Directive:
Convert each line of the data below into an item in a numbered list. Omit blank lines and the pictures.

Given records:

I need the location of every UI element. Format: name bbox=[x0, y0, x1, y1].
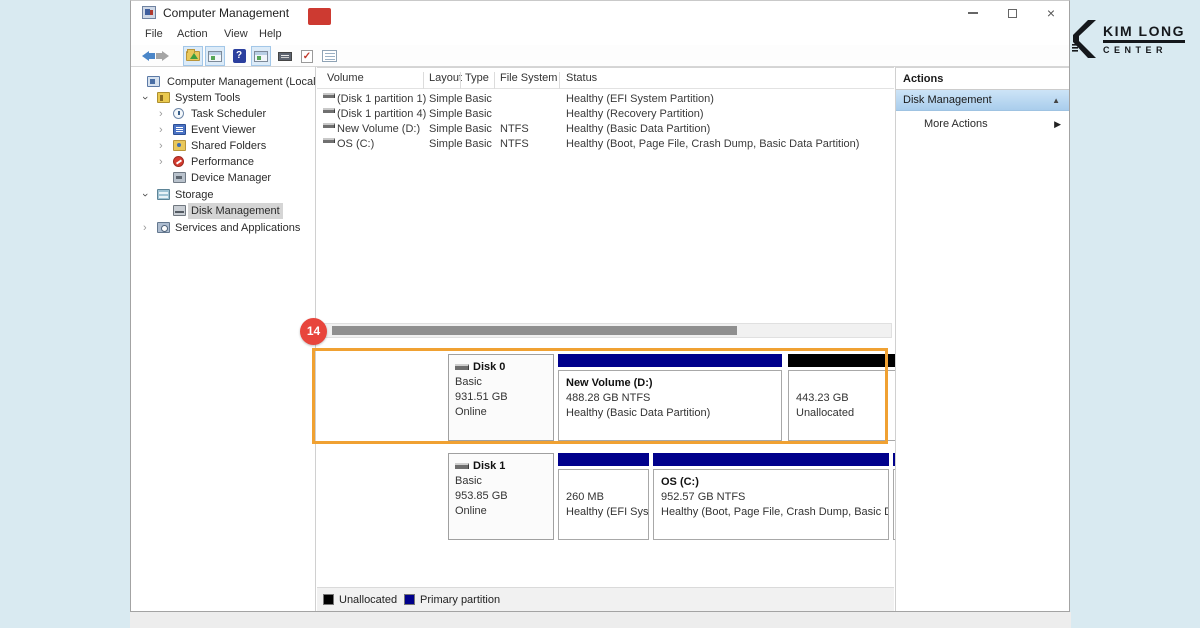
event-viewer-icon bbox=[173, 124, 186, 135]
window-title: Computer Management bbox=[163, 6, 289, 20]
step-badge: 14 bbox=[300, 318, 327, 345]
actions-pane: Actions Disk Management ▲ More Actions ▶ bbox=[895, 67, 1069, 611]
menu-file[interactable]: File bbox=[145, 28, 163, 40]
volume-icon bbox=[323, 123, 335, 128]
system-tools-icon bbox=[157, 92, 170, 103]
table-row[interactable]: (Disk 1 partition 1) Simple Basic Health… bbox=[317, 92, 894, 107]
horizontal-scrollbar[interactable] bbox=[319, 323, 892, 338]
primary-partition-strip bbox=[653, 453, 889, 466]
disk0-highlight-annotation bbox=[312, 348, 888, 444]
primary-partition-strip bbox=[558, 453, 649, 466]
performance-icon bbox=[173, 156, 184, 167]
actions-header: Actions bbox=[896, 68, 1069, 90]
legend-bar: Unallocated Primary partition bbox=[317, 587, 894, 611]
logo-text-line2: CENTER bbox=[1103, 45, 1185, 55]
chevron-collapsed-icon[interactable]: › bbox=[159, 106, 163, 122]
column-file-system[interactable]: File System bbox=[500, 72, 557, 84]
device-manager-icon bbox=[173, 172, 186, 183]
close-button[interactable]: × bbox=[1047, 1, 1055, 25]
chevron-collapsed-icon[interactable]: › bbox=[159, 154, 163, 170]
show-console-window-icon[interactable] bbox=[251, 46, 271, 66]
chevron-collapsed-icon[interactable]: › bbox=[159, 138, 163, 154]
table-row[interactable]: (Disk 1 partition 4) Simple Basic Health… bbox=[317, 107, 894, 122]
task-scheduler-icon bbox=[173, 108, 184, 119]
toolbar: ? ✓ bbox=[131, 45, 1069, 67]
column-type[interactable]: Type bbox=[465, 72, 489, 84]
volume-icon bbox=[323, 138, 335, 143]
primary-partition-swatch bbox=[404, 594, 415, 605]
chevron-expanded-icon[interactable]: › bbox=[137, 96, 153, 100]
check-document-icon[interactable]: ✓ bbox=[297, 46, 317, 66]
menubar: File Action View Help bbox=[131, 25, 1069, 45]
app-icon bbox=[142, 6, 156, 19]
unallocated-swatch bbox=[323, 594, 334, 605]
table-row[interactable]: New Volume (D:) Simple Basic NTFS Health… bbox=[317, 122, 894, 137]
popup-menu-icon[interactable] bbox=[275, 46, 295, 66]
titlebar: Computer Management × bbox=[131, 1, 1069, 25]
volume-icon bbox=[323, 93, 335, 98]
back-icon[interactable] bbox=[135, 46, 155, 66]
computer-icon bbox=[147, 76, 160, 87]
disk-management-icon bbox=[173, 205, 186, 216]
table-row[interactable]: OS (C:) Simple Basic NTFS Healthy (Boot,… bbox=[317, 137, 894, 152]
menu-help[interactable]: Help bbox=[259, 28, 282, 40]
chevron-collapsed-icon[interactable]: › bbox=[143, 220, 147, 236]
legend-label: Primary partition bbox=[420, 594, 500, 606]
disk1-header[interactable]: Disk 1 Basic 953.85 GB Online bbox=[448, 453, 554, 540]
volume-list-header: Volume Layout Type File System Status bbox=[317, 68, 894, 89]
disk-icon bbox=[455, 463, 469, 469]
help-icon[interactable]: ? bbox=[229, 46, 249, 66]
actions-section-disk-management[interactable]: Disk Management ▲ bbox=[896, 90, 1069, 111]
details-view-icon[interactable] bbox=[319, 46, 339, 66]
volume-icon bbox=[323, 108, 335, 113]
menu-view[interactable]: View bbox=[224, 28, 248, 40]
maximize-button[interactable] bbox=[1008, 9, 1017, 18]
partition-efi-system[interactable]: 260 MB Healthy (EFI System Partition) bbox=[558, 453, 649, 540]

Complete response:
1. I need the location of every UI element. Format: name bbox=[x0, y0, x1, y1].
2. event-viewer-icon bbox=[173, 124, 186, 135]
3. window-title: Computer Management bbox=[163, 6, 289, 20]
4. step-badge: 14 bbox=[300, 318, 327, 345]
5. actions-pane: Actions Disk Management ▲ More Actions ▶ bbox=[895, 67, 1069, 611]
6. menu-file[interactable]: File bbox=[145, 28, 163, 40]
7. volume-icon bbox=[323, 123, 335, 128]
8. system-tools-icon bbox=[157, 92, 170, 103]
9. table-row[interactable]: (Disk 1 partition 1) Simple Basic Health… bbox=[317, 92, 894, 107]
10. horizontal-scrollbar[interactable] bbox=[319, 323, 892, 338]
11. primary-partition-strip bbox=[653, 453, 889, 466]
12. disk0-highlight-annotation bbox=[312, 348, 888, 444]
13. primary-partition-strip bbox=[558, 453, 649, 466]
14. performance-icon bbox=[173, 156, 184, 167]
15. actions-header: Actions bbox=[896, 68, 1069, 90]
16. legend-bar: Unallocated Primary partition bbox=[317, 587, 894, 611]
17. logo-text-line2: CENTER bbox=[1103, 45, 1185, 55]
18. chevron-collapsed-icon[interactable]: › bbox=[159, 106, 163, 122]
19. column-file-system[interactable]: File System bbox=[500, 72, 557, 84]
20. device-manager-icon bbox=[173, 172, 186, 183]
21. close-button[interactable]: × bbox=[1047, 1, 1055, 25]
22. chevron-collapsed-icon[interactable]: › bbox=[159, 154, 163, 170]
23. show-console-window-icon[interactable] bbox=[251, 46, 271, 66]
24. chevron-collapsed-icon[interactable]: › bbox=[159, 138, 163, 154]
25. table-row[interactable]: (Disk 1 partition 4) Simple Basic Health… bbox=[317, 107, 894, 122]
26. task-scheduler-icon bbox=[173, 108, 184, 119]
27. toolbar: ? ✓ bbox=[131, 45, 1069, 67]
28. column-type[interactable]: Type bbox=[465, 72, 489, 84]
29. volume-icon bbox=[323, 138, 335, 143]
30. primary-partition-swatch bbox=[404, 594, 415, 605]
31. chevron-expanded-icon[interactable]: › bbox=[137, 96, 153, 100]
32. check-document-icon[interactable]: ✓ bbox=[297, 46, 317, 66]
33. menubar: File Action View Help bbox=[131, 25, 1069, 45]
34. app-icon bbox=[142, 6, 156, 19]
35. unallocated-swatch bbox=[323, 594, 334, 605]
36. table-row[interactable]: New Volume (D:) Simple Basic NTFS Health… bbox=[317, 122, 894, 137]
37. popup-menu-icon[interactable] bbox=[275, 46, 295, 66]
38. titlebar: Computer Management × bbox=[131, 1, 1069, 25]
39. volume-icon bbox=[323, 93, 335, 98]
40. back-icon[interactable] bbox=[135, 46, 155, 66]
41. computer-icon bbox=[147, 76, 160, 87]
42. disk-management-icon bbox=[173, 205, 186, 216]
43. table-row[interactable]: OS (C:) Simple Basic NTFS Healthy (Boot,… bbox=[317, 137, 894, 152]
44. menu-help[interactable]: Help bbox=[259, 28, 282, 40]
45. chevron-collapsed-icon[interactable]: › bbox=[143, 220, 147, 236]
46. legend-label: Primary partition bbox=[420, 594, 500, 606]
47. disk1-header[interactable]: Disk 1 Basic 953.85 GB Online bbox=[448, 453, 554, 540]
48. volume-list-header: Volume Layout Type File System Status bbox=[317, 68, 894, 89]
49. disk-icon bbox=[455, 463, 469, 469]
50. help-icon[interactable]: ? bbox=[229, 46, 249, 66]
51. actions-section-disk-management[interactable]: Disk Management ▲ bbox=[896, 90, 1069, 111]
52. details-view-icon[interactable] bbox=[319, 46, 339, 66]
53. volume-icon bbox=[323, 108, 335, 113]
54. menu-view[interactable]: View bbox=[224, 28, 248, 40]
55. maximize-button[interactable] bbox=[1008, 9, 1017, 18]
56. partition-efi-system[interactable]: 260 MB Healthy (EFI System Partition) bbox=[558, 453, 649, 540]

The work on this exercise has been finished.